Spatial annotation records

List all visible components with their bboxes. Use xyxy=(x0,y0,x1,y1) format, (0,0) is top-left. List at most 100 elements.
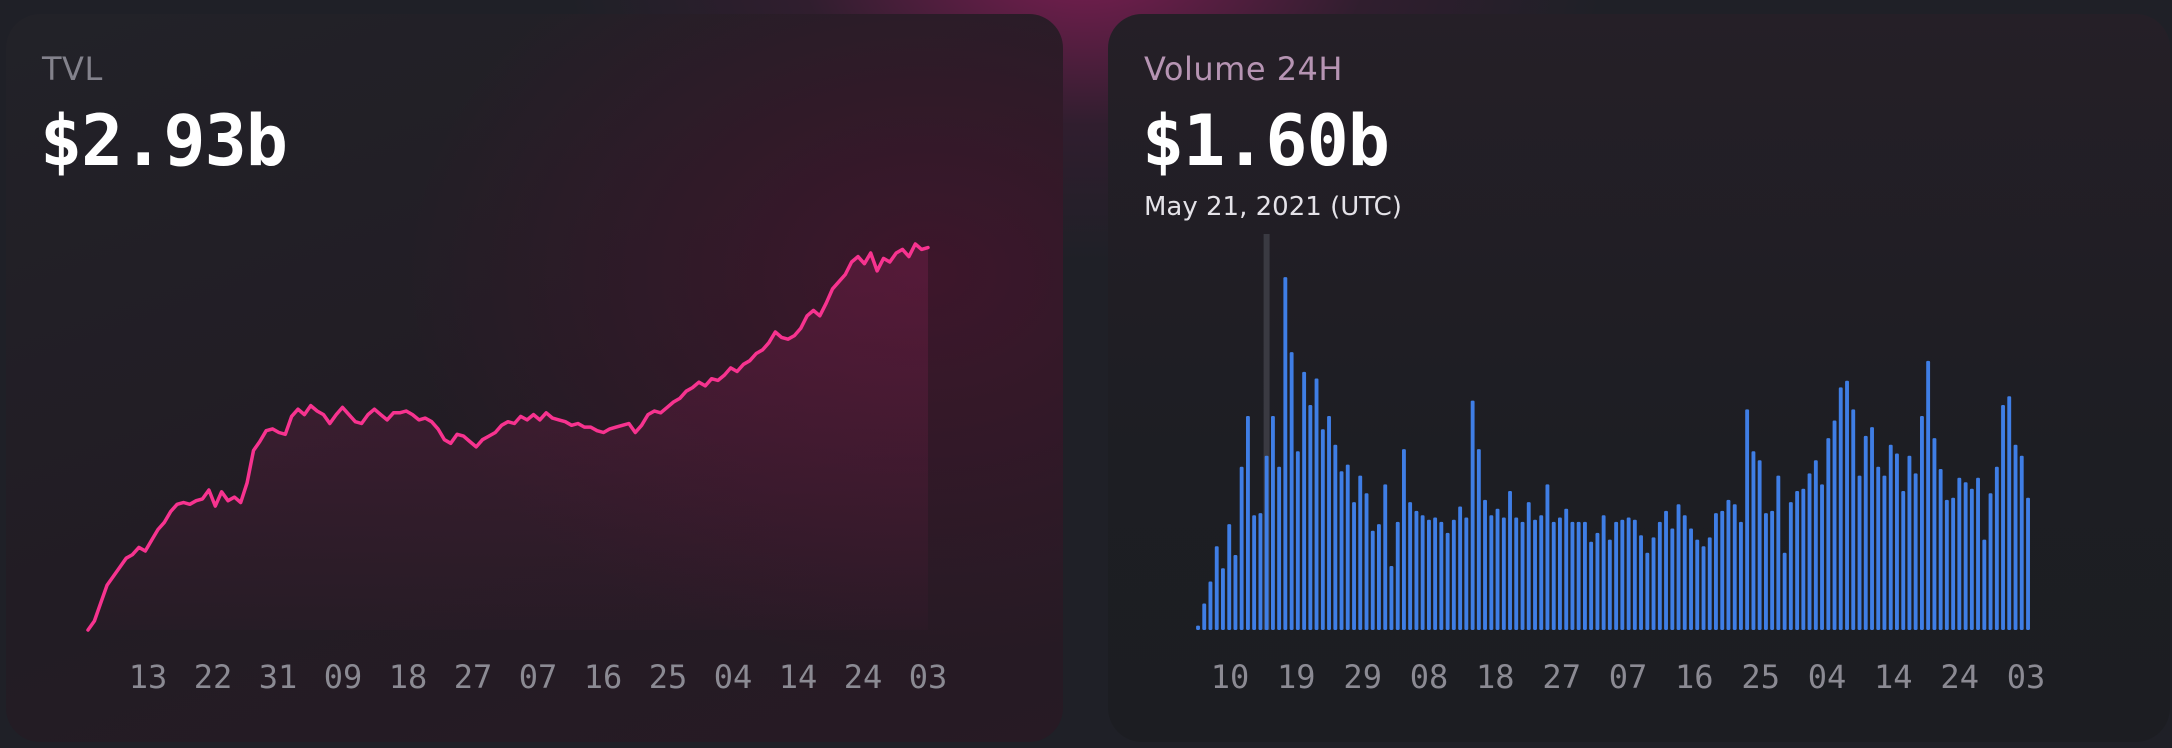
volume-bar[interactable] xyxy=(1458,506,1463,631)
volume-bar[interactable] xyxy=(1483,499,1487,630)
volume-bar[interactable] xyxy=(1308,405,1313,630)
volume-bar[interactable] xyxy=(1595,532,1600,630)
volume-bar[interactable] xyxy=(1271,416,1275,630)
volume-bar[interactable] xyxy=(1782,552,1787,630)
volume-bar[interactable] xyxy=(1957,477,1962,630)
volume-bar[interactable] xyxy=(1732,504,1737,630)
volume-bar[interactable] xyxy=(1982,539,1987,630)
volume-bar[interactable] xyxy=(2013,444,2018,630)
volume-bar[interactable] xyxy=(1445,532,1450,630)
volume-bar[interactable] xyxy=(1701,546,1706,630)
volume-bar[interactable] xyxy=(1932,438,1937,630)
volume-bar[interactable] xyxy=(1314,378,1319,631)
volume-bar[interactable] xyxy=(2026,497,2030,630)
volume-bar[interactable] xyxy=(1788,502,1793,630)
volume-bar[interactable] xyxy=(1626,517,1631,631)
volume-bar[interactable] xyxy=(1695,539,1700,630)
volume-bar[interactable] xyxy=(1764,513,1768,630)
volume-bar[interactable] xyxy=(1564,508,1569,630)
volume-bar[interactable] xyxy=(1863,435,1868,630)
volume-bar[interactable] xyxy=(1333,444,1338,630)
volume-bar[interactable] xyxy=(1246,416,1250,630)
volume-bar[interactable] xyxy=(1944,499,1949,630)
volume-bar[interactable] xyxy=(1427,519,1431,630)
volume-bar[interactable] xyxy=(1439,521,1444,630)
volume-bar[interactable] xyxy=(1607,539,1612,630)
volume-bar[interactable] xyxy=(1620,519,1625,630)
volume-bar[interactable] xyxy=(1252,515,1257,630)
volume-bar[interactable] xyxy=(1420,515,1425,630)
volume-bar[interactable] xyxy=(1476,449,1481,630)
volume-bar[interactable] xyxy=(1795,491,1800,630)
volume-bar[interactable] xyxy=(1345,464,1350,630)
volume-bar[interactable] xyxy=(1533,519,1537,630)
volume-bar[interactable] xyxy=(1682,515,1687,630)
volume-bar[interactable] xyxy=(1826,438,1831,630)
volume-bar[interactable] xyxy=(1277,466,1282,630)
volume-bar[interactable] xyxy=(1408,502,1413,630)
volume-bar[interactable] xyxy=(1757,460,1762,630)
volume-bar[interactable] xyxy=(1832,420,1837,631)
volume-bar[interactable] xyxy=(1501,517,1506,631)
volume-bar[interactable] xyxy=(1689,528,1693,631)
volume-bar[interactable] xyxy=(1714,513,1718,630)
volume-bar[interactable] xyxy=(1851,409,1856,630)
volume-bar[interactable] xyxy=(1576,521,1581,630)
volume-bar[interactable] xyxy=(1364,493,1369,630)
volume-bar[interactable] xyxy=(1414,510,1419,630)
volume-bar[interactable] xyxy=(1508,491,1512,630)
volume-bar[interactable] xyxy=(1907,455,1912,630)
volume-bar[interactable] xyxy=(1327,416,1331,630)
volume-bar[interactable] xyxy=(1657,521,1662,630)
volume-bar[interactable] xyxy=(1402,449,1406,630)
volume-bar[interactable] xyxy=(1339,471,1344,630)
volume-bar[interactable] xyxy=(1913,473,1918,630)
volume-bar[interactable] xyxy=(1227,524,1232,630)
volume-bar[interactable] xyxy=(1969,488,1974,630)
volume-bar[interactable] xyxy=(1876,466,1881,630)
volume-bar[interactable] xyxy=(1670,528,1675,631)
volume-bar[interactable] xyxy=(1645,552,1650,630)
volume-bar[interactable] xyxy=(1707,537,1712,630)
volume-bar[interactable] xyxy=(1988,493,1993,630)
volume-bar[interactable] xyxy=(1676,504,1681,630)
volume-bar[interactable] xyxy=(1283,277,1288,630)
volume-bar[interactable] xyxy=(1451,519,1456,630)
volume-bar[interactable] xyxy=(1520,521,1525,630)
volume-bar[interactable] xyxy=(1820,484,1824,630)
volume-bar[interactable] xyxy=(1882,475,1887,630)
volume-bar[interactable] xyxy=(1938,469,1943,630)
volume-bar[interactable] xyxy=(1214,546,1219,630)
volume-bar[interactable] xyxy=(1926,360,1931,630)
volume-bar[interactable] xyxy=(1845,380,1849,630)
volume-chart[interactable]: 10 19 29 08 18 27 07 16 25 04 14 24 03 xyxy=(1108,14,2170,742)
volume-bar[interactable] xyxy=(1264,455,1269,630)
volume-bar[interactable] xyxy=(1751,451,1756,630)
volume-bar[interactable] xyxy=(1570,521,1575,630)
volume-bar[interactable] xyxy=(1770,510,1775,630)
volume-bar[interactable] xyxy=(1888,444,1893,630)
volume-bar[interactable] xyxy=(1358,475,1363,630)
volume-bar[interactable] xyxy=(2019,455,2024,630)
volume-bar[interactable] xyxy=(1870,427,1874,630)
volume-bar[interactable] xyxy=(1395,521,1400,630)
tvl-chart[interactable]: 13 22 31 09 18 27 07 16 25 04 14 24 03 xyxy=(6,14,1063,742)
volume-bar[interactable] xyxy=(1739,521,1743,630)
volume-bar[interactable] xyxy=(1664,510,1668,630)
volume-bar[interactable] xyxy=(1726,499,1731,630)
volume-bar[interactable] xyxy=(1289,352,1294,630)
volume-bar[interactable] xyxy=(1233,555,1238,630)
volume-bar[interactable] xyxy=(1383,484,1388,630)
volume-bar[interactable] xyxy=(1745,409,1750,630)
volume-bar[interactable] xyxy=(1370,530,1375,630)
volume-bar[interactable] xyxy=(1320,429,1325,630)
volume-bar[interactable] xyxy=(1994,466,1999,630)
volume-bar[interactable] xyxy=(1976,477,1980,630)
volume-bar[interactable] xyxy=(1389,566,1394,630)
volume-bar[interactable] xyxy=(1377,524,1381,630)
volume-bar[interactable] xyxy=(1539,515,1544,630)
volume-bar[interactable] xyxy=(1208,581,1213,631)
volume-bar[interactable] xyxy=(1589,541,1594,630)
volume-bar[interactable] xyxy=(1545,484,1550,630)
volume-bar[interactable] xyxy=(2001,405,2005,630)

# WHAT YOU ARE ASKED TO DO
Repeat the lines above, from the line containing "volume-bar[interactable] xyxy=(1458,506,1463,631)" through the line containing "volume-bar[interactable] xyxy=(1732,504,1737,630)", both included.

# RESULT
volume-bar[interactable] xyxy=(1458,506,1463,631)
volume-bar[interactable] xyxy=(1483,499,1487,630)
volume-bar[interactable] xyxy=(1308,405,1313,630)
volume-bar[interactable] xyxy=(1595,532,1600,630)
volume-bar[interactable] xyxy=(1271,416,1275,630)
volume-bar[interactable] xyxy=(1782,552,1787,630)
volume-bar[interactable] xyxy=(1957,477,1962,630)
volume-bar[interactable] xyxy=(1732,504,1737,630)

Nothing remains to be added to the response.